Metadata-Version: 2.2
Name: TopoStateGrid
Version: 1.1.0
Summary: TopoStateGrid is a physically informed graph construction method that converts power-grid topology, component attributes, and operating-state variables into machine-learning-ready graph datasets.
Requires-Python: >=3.10
Description-Content-Type: text/markdown
Requires-Dist: numpy
Requires-Dist: pandas
Requires-Dist: torch
Requires-Dist: torch-geometric
Provides-Extra: test
Requires-Dist: pytest; extra == "test"
Provides-Extra: pandapower
Requires-Dist: pandapower; extra == "pandapower"
Provides-Extra: visual
Requires-Dist: matplotlib; extra == "visual"
Requires-Dist: networkx; extra == "visual"
Requires-Dist: pillow; extra == "visual"

# TopoStateGrid

TopoStateGrid is a physically informed graph construction method that converts power-grid topology, component attributes, and operating-state variables into machine-learning-ready graph datasets.

*To be done*
In the TopoStateGrid package metadata, which packages does the "visual" extra require? The material is not needed for this exercise.

*Data section*
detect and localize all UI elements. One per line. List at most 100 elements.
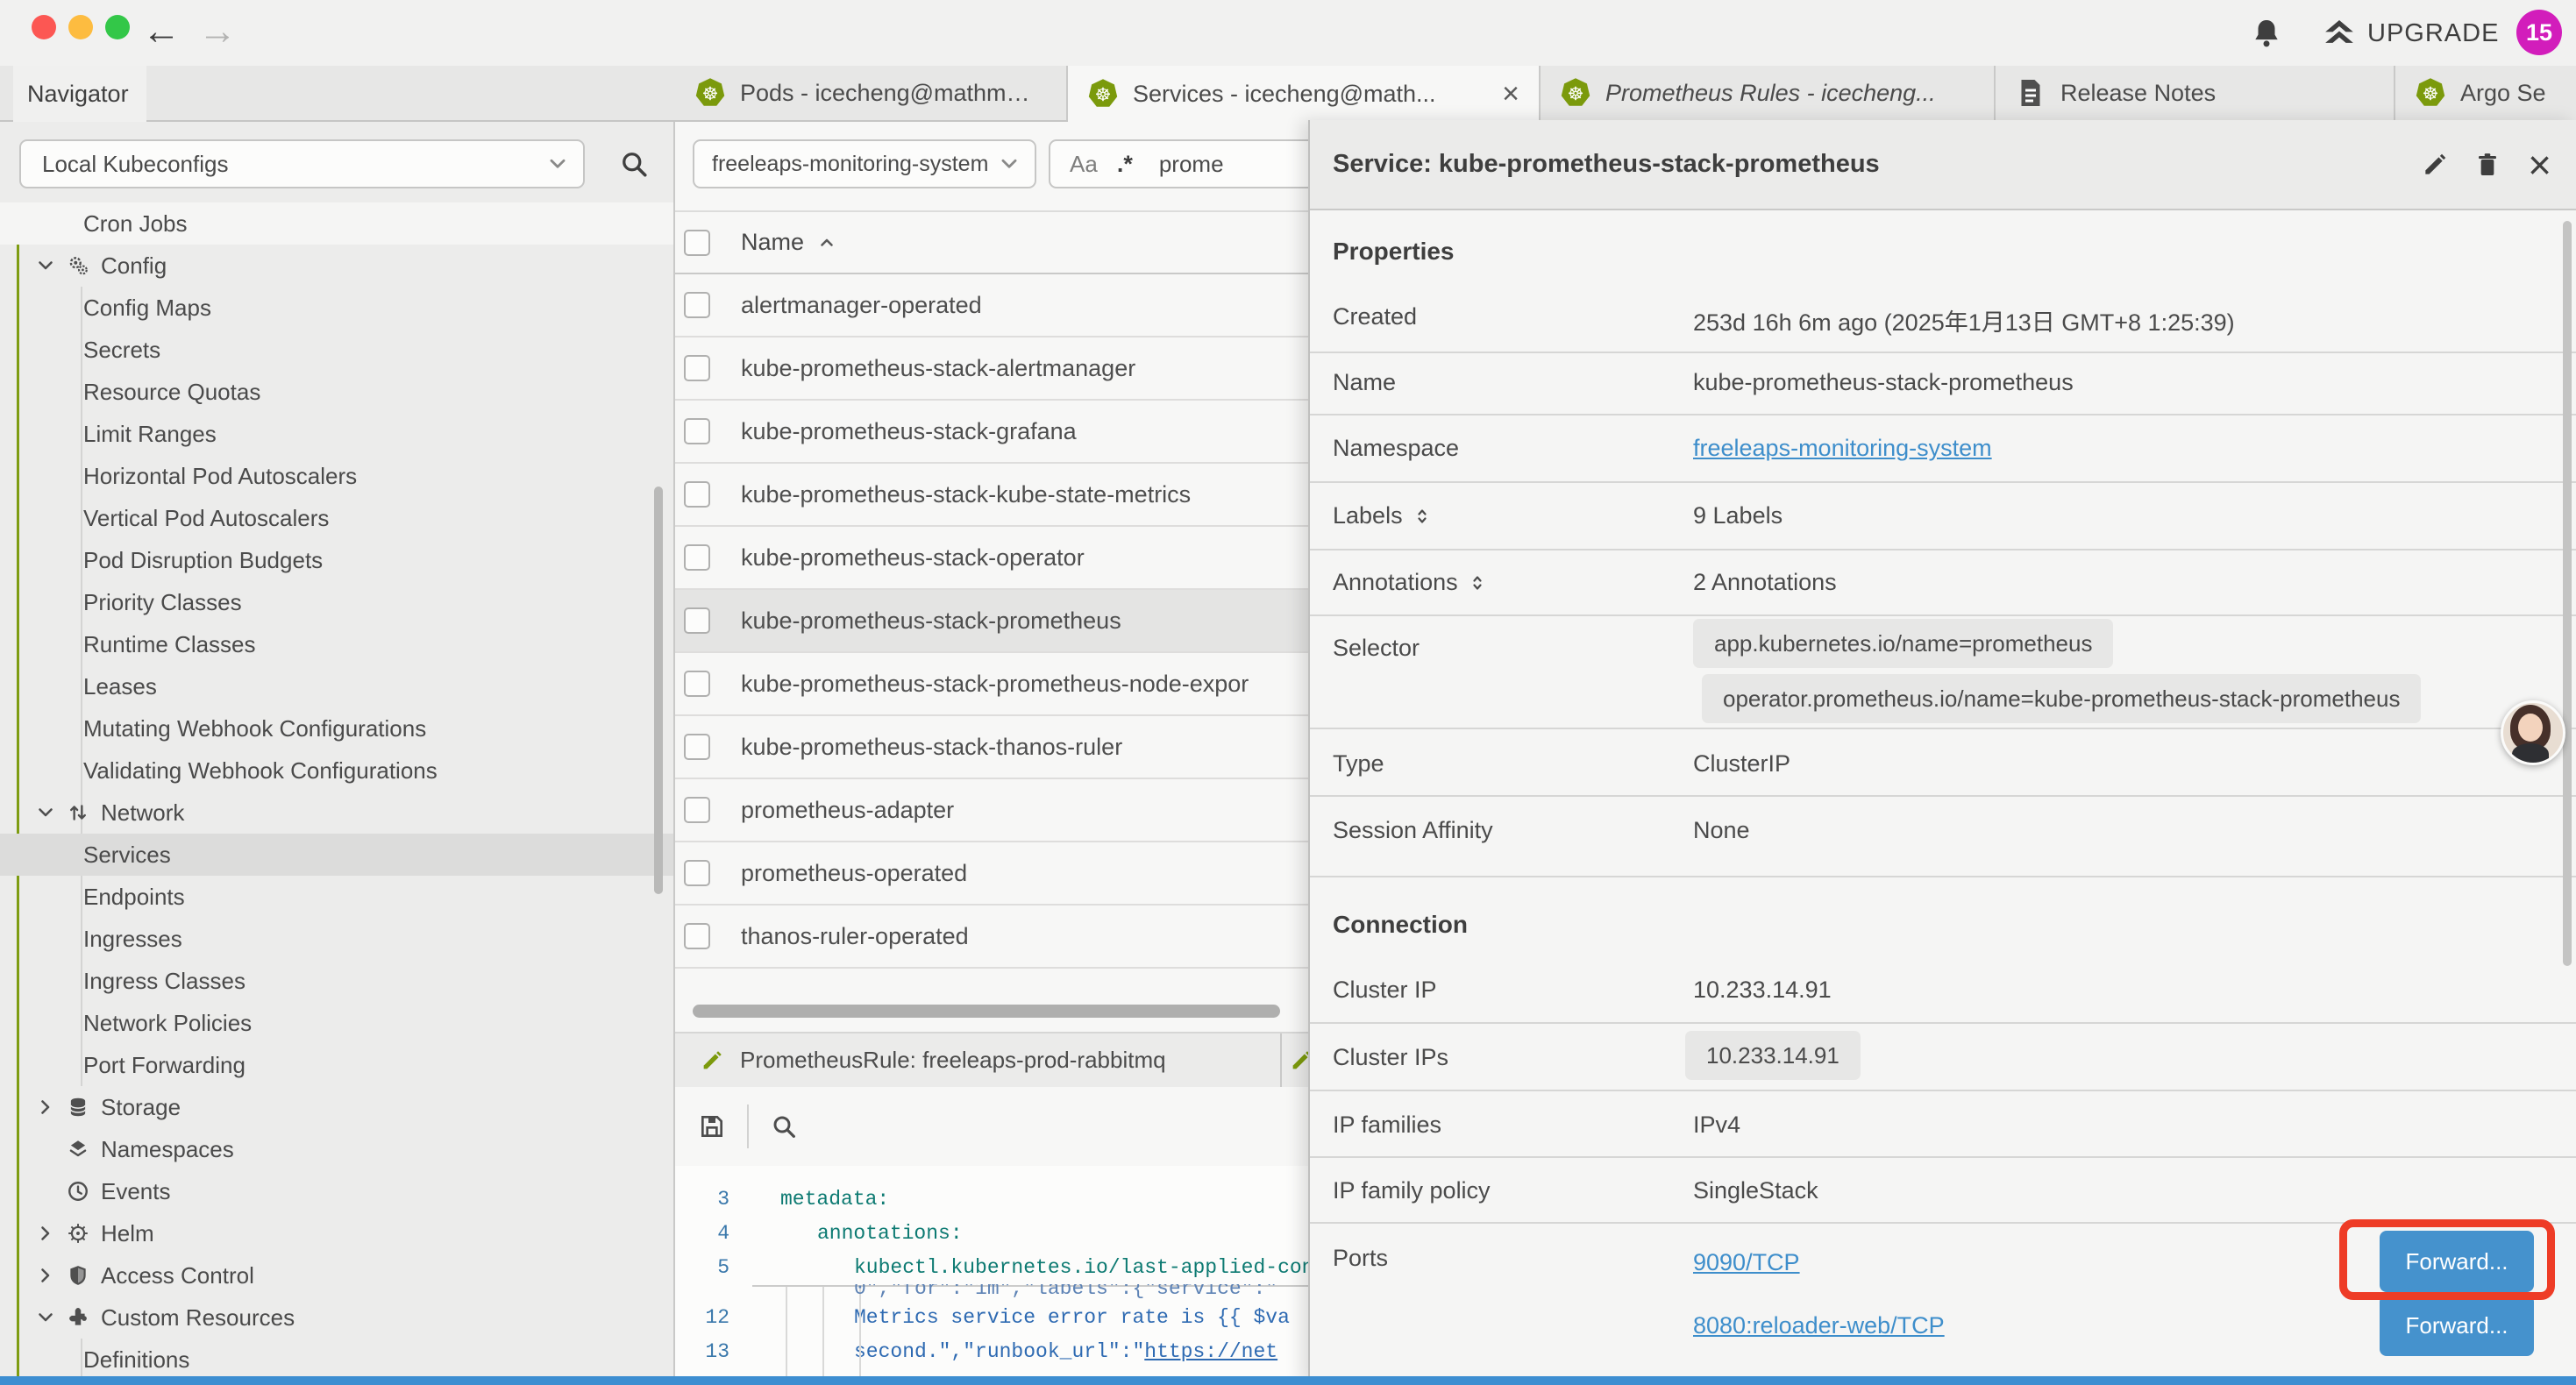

*Written response*
matplotlib, networkx, and pillow.